Please repeat every entry that follows, keeping each one exactly the same.

----------

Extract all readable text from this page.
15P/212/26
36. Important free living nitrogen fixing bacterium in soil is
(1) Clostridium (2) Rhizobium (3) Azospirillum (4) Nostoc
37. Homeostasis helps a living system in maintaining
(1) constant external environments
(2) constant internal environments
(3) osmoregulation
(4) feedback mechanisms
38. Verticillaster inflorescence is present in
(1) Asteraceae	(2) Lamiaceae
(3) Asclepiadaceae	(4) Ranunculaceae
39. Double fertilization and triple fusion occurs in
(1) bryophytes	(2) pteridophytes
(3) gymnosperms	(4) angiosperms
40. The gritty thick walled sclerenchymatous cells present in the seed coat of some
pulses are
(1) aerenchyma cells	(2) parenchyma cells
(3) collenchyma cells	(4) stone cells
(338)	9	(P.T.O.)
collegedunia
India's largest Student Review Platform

----------

EXERCISE ANSWER:
Extract all readable text from this page.
15P/212/26
36. Important free living nitrogen fixing bacterium in soil is
(1) Clostridium (2) Rhizobium (3) Azospirillum (4) Nostoc
37. Homeostasis helps a living system in maintaining
(1) constant external environments
(2) constant internal environments
(3) osmoregulation
(4) feedback mechanisms
38. Verticillaster inflorescence is present in
(1) Asteraceae	(2) Lamiaceae
(3) Asclepiadaceae	(4) Ranunculaceae
39. Double fertilization and triple fusion occurs in
(1) bryophytes	(2) pteridophytes
(3) gymnosperms	(4) angiosperms
40. The gritty thick walled sclerenchymatous cells present in the seed coat of some
pulses are
(1) aerenchyma cells	(2) parenchyma cells
(3) collenchyma cells	(4) stone cells
(338)	9	(P.T.O.)
collegedunia
India's largest Student Review Platform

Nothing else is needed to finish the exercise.